Data records:
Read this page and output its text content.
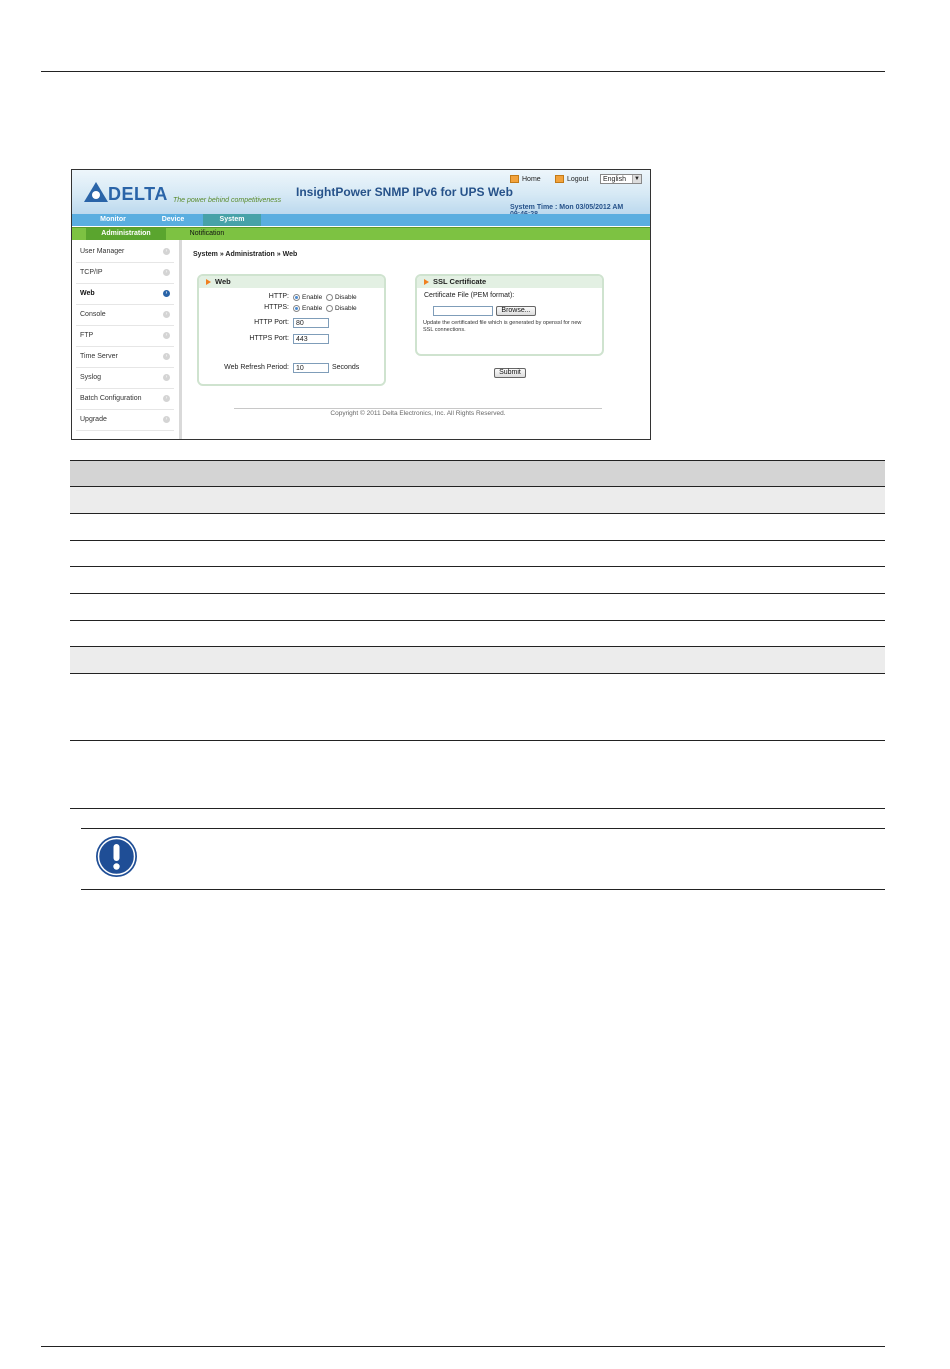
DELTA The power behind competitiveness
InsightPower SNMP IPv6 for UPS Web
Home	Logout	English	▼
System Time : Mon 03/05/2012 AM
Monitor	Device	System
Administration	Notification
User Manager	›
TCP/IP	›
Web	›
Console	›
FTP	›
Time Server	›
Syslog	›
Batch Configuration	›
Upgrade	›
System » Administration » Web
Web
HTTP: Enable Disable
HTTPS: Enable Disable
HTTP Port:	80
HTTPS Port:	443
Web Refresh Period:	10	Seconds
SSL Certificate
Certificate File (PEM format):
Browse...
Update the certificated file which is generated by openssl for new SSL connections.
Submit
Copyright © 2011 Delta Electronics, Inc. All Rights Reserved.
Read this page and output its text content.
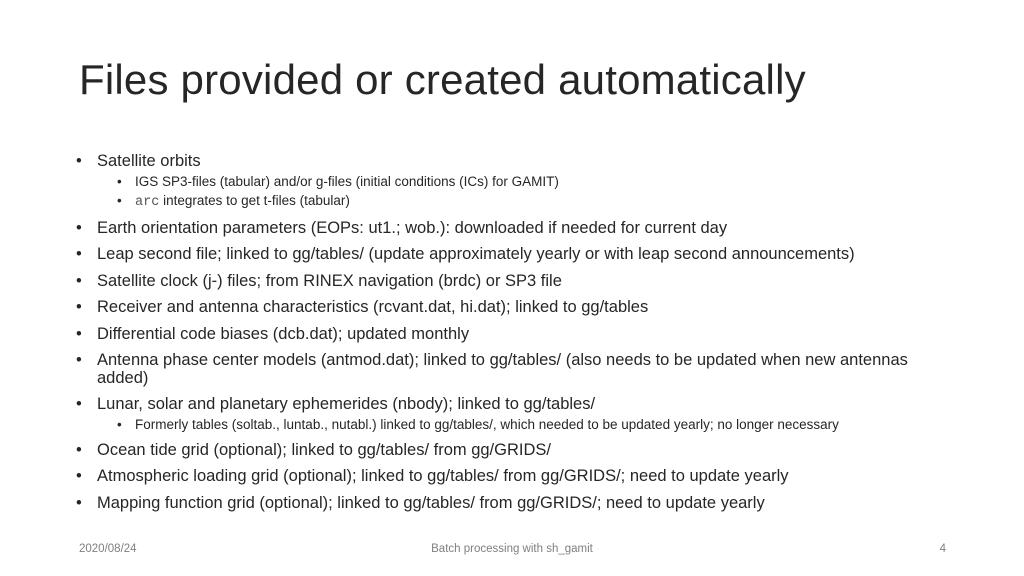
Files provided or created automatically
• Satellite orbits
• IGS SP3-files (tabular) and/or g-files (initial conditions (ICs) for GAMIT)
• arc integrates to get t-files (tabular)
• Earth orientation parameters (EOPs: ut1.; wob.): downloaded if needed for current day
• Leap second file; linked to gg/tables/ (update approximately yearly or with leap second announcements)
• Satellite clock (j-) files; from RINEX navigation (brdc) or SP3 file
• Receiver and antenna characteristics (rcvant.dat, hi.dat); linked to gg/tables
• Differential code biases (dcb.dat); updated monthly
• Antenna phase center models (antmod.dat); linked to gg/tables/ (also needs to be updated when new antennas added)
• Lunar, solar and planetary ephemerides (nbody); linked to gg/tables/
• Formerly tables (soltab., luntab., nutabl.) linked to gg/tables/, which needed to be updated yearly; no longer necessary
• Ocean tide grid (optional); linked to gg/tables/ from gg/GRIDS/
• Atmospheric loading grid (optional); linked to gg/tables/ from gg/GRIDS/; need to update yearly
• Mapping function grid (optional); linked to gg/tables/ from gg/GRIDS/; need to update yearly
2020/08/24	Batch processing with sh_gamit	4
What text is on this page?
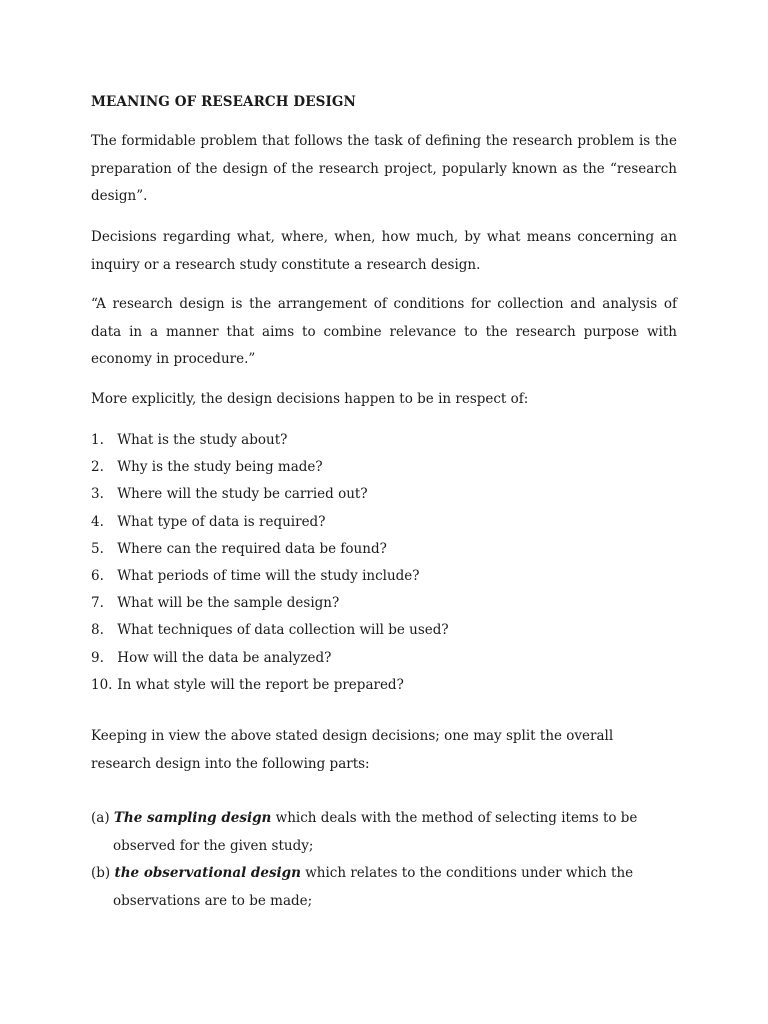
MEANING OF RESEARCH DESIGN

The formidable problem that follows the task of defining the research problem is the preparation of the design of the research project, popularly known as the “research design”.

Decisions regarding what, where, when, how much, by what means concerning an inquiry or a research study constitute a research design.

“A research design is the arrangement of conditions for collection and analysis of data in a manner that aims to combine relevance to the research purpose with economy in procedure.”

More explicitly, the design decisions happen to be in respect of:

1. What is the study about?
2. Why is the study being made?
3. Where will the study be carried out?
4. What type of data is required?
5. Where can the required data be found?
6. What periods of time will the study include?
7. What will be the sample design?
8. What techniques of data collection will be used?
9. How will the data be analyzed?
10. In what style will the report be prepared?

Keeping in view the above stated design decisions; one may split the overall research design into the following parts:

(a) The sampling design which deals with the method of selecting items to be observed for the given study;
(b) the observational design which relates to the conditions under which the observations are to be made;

■ INSTRUCTIONS TO FOLLOW ■
Pull out every line above that holds the word "which".

■ WRITTEN RESPONSE ■
Update the certificated file which is generated by openssl for new SSL connections.
• Formerly tables (soltab., luntab., nutabl.) linked to gg/tables/, which needed to be updated yearly; no longer necessary
(a) The sampling design which deals with the method of selecting items to be observed for the given study;
(b) the observational design which relates to the conditions under which the observations are to be made;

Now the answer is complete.